Begin

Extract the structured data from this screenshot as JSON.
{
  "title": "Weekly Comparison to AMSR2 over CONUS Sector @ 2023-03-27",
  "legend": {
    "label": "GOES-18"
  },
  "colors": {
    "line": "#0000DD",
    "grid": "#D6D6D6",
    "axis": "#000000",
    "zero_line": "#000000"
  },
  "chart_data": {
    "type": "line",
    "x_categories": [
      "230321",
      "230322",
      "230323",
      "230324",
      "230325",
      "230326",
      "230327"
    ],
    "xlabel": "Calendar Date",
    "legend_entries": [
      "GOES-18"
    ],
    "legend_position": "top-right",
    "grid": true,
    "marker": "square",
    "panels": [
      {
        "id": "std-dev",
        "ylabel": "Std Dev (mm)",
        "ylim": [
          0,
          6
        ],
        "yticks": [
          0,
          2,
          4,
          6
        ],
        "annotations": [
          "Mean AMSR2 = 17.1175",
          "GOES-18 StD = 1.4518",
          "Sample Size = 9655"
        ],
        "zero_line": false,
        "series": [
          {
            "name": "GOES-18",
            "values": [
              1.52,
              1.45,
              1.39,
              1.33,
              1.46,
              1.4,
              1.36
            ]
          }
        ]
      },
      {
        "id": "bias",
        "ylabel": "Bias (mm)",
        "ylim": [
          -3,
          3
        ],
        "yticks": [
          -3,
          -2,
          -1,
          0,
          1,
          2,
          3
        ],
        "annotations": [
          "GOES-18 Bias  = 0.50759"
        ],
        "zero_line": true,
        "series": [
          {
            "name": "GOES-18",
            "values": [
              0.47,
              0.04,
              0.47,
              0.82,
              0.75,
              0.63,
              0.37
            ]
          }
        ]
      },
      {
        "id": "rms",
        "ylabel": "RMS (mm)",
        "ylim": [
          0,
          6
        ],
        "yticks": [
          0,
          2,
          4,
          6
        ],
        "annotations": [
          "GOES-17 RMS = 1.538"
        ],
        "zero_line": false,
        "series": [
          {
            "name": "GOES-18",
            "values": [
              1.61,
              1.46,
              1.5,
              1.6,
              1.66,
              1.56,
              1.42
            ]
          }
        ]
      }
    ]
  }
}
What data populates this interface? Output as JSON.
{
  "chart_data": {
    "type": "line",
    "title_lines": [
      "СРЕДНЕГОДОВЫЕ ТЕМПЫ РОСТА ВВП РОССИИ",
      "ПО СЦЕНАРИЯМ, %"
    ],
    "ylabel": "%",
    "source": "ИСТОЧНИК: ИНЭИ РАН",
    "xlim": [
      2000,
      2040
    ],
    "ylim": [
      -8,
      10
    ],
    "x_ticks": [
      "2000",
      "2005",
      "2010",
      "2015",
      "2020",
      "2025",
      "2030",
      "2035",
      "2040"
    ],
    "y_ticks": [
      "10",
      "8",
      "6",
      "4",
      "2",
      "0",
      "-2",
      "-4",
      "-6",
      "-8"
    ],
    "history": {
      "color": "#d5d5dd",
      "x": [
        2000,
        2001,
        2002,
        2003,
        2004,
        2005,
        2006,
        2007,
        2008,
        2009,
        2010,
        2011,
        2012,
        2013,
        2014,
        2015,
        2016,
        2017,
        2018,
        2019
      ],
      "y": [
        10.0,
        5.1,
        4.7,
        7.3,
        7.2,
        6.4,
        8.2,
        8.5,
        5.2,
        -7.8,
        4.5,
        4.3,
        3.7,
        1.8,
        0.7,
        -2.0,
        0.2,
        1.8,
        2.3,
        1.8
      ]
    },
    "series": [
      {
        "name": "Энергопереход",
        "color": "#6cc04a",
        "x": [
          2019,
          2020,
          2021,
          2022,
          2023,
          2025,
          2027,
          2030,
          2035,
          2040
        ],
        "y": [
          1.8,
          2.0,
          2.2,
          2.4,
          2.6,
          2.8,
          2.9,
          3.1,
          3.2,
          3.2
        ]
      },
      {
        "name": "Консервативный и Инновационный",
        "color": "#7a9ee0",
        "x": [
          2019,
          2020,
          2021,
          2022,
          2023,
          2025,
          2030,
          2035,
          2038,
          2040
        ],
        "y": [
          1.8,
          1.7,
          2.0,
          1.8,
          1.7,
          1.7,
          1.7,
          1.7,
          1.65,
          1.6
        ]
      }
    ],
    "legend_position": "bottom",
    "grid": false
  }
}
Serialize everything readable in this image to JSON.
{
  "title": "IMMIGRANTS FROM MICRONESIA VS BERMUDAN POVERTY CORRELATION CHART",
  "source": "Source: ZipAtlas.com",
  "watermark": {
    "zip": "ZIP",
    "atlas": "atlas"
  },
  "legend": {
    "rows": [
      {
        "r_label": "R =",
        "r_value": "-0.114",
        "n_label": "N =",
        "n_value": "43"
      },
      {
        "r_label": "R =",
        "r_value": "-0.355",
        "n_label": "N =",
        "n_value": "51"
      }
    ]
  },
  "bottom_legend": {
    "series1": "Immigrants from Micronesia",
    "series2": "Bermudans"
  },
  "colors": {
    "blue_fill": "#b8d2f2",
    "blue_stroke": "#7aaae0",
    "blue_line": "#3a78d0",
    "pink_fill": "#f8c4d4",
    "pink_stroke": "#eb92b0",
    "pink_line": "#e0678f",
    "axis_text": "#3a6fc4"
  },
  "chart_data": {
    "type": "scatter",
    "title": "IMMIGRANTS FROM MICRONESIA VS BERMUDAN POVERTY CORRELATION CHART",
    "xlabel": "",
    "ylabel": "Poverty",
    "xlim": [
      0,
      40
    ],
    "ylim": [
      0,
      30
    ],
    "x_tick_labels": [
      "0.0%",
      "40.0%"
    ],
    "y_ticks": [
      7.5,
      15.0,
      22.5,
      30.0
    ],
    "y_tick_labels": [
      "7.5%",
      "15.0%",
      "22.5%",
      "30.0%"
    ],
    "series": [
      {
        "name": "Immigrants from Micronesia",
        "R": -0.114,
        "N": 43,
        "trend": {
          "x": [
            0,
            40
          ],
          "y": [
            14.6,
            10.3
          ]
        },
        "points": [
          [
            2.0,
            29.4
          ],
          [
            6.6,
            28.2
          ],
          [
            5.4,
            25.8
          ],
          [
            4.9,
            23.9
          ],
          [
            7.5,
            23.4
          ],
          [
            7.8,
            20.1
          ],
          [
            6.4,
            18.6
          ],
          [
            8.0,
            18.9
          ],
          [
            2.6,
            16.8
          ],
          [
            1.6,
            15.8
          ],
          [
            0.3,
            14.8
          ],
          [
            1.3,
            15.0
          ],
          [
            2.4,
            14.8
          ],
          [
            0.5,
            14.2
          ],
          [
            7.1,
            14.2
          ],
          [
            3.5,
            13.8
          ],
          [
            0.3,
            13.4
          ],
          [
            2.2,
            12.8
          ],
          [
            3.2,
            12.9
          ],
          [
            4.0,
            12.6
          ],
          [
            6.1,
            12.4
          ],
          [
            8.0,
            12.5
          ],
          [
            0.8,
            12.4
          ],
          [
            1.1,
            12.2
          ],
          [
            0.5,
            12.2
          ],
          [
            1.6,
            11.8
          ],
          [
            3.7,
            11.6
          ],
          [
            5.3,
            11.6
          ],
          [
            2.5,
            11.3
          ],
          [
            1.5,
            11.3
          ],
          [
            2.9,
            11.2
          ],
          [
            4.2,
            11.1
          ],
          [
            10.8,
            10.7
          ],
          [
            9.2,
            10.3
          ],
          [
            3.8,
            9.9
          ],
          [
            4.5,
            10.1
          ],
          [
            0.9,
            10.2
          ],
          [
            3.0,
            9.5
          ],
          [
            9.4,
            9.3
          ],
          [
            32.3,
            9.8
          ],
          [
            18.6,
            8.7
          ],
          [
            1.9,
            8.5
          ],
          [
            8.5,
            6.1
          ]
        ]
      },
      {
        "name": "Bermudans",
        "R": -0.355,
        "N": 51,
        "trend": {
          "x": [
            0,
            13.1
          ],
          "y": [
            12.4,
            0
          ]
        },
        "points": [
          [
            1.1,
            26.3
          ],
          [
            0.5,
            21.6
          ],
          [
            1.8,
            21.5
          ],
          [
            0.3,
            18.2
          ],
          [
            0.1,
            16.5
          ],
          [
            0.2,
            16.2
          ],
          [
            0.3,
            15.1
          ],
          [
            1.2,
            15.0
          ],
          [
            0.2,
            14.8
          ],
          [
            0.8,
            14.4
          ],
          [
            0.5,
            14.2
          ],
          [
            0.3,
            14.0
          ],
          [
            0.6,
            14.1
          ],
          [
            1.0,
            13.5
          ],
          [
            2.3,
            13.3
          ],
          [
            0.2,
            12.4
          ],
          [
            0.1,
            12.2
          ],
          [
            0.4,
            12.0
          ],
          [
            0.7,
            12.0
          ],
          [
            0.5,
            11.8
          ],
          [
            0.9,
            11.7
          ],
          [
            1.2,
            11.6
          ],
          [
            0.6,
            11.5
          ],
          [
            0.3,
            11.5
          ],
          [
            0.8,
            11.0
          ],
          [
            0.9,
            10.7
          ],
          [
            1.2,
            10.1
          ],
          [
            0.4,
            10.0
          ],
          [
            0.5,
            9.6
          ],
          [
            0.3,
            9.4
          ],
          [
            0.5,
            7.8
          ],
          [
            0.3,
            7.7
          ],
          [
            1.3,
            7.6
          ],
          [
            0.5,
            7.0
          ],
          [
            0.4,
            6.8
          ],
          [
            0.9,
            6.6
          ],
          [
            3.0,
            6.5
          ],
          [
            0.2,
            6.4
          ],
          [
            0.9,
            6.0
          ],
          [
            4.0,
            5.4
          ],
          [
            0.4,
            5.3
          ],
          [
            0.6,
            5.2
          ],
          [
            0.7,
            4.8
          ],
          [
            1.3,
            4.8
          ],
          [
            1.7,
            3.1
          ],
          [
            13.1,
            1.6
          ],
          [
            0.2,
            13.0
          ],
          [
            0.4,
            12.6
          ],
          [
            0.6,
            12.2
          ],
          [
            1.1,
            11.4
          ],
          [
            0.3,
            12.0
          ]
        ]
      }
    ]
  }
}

End

→ What the task asks:
Find the number of lines in which the word "CORRELATION" occurs, and write nothing but that number.

→ Exercise result:
2